## YOUR INSTRUCTIONS
From the records below, copy every line that contains the word "session".

## EXTRACTED MATERIAL

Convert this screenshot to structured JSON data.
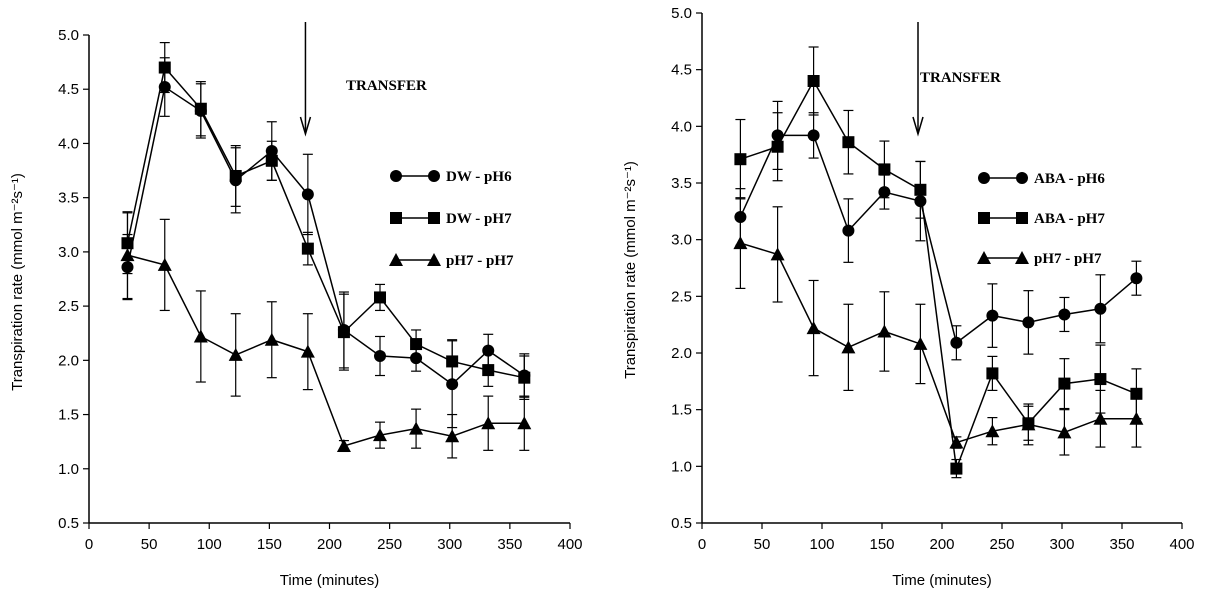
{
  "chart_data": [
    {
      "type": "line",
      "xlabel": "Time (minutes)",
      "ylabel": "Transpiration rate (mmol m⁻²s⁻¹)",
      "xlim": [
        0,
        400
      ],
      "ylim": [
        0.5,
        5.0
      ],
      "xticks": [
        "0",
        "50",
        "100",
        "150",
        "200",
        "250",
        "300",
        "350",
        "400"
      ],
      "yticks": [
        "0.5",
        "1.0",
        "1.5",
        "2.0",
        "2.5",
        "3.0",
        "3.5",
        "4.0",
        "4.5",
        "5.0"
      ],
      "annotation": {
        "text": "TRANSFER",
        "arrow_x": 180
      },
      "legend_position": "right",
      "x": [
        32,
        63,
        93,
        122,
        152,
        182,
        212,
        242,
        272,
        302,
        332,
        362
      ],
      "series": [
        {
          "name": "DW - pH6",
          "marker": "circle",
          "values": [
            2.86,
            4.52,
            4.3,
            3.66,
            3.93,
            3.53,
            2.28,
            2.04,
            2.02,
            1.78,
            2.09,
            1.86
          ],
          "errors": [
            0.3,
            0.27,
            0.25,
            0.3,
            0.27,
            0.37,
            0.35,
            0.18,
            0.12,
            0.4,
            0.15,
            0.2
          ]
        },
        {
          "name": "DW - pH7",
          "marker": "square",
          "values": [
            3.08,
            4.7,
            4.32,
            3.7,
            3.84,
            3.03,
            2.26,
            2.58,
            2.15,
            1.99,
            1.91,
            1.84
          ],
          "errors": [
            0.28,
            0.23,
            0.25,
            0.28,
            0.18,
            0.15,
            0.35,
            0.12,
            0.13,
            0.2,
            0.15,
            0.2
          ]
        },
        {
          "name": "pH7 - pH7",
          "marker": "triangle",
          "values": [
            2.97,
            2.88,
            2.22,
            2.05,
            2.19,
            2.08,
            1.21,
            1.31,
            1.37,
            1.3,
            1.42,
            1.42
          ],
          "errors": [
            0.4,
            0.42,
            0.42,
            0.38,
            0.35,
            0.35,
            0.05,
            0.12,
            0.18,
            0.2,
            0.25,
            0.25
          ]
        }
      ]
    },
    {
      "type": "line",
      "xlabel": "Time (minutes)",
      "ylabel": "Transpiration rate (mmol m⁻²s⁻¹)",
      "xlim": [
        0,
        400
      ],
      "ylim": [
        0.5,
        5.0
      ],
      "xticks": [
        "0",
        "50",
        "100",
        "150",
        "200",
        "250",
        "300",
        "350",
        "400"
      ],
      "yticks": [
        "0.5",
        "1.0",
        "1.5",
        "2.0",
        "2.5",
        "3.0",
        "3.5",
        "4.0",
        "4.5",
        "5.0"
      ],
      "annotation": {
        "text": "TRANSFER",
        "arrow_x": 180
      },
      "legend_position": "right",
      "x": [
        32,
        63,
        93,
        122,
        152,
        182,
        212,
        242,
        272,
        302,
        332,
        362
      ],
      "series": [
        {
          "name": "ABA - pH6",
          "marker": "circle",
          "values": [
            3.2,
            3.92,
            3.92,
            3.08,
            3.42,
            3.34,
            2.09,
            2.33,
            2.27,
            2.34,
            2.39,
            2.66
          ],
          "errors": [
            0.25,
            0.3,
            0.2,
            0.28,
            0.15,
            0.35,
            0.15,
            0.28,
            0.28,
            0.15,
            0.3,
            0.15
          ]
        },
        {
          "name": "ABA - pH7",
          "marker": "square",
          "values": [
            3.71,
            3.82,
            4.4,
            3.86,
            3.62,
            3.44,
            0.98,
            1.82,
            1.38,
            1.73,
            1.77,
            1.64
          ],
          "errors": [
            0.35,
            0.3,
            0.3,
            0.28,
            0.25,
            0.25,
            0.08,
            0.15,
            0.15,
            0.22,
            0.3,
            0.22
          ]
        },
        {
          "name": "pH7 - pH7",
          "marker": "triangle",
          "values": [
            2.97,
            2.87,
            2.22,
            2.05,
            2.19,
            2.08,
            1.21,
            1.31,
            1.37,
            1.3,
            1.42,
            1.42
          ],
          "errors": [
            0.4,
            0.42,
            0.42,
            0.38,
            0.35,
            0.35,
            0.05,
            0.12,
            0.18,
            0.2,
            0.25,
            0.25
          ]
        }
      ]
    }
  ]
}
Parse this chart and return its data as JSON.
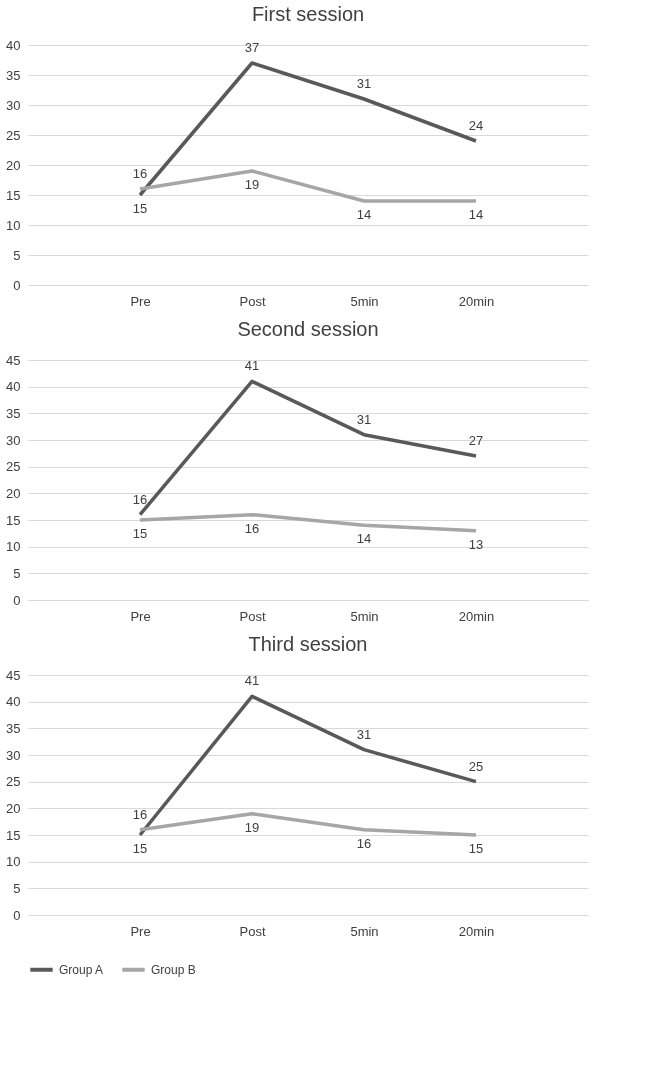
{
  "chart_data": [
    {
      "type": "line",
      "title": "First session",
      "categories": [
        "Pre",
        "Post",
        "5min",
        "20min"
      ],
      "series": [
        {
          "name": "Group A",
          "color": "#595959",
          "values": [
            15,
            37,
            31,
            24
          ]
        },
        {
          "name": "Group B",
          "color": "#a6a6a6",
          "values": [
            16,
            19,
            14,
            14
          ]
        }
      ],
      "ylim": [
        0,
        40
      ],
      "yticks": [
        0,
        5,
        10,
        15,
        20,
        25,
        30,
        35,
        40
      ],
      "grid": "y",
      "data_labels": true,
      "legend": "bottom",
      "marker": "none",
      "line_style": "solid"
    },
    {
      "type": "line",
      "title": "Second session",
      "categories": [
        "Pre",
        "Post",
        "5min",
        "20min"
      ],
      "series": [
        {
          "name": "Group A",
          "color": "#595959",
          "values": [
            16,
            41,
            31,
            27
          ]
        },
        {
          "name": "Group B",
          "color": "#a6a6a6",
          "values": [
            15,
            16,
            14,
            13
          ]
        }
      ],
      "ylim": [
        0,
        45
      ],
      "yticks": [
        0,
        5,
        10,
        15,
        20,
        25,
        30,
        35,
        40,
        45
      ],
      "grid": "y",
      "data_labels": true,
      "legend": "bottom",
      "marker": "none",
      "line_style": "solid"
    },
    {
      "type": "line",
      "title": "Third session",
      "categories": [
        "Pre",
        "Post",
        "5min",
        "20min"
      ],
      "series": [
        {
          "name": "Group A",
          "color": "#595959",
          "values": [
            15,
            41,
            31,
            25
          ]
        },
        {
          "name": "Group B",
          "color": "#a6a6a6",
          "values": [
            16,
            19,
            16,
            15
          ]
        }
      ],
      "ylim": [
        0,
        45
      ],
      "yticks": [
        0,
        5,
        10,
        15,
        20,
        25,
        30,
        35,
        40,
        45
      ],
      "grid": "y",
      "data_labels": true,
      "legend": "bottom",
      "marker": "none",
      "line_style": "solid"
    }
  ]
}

## WRITTEN ANSWER
      "title": "First session",
      "title": "Second session",
      "title": "Third session",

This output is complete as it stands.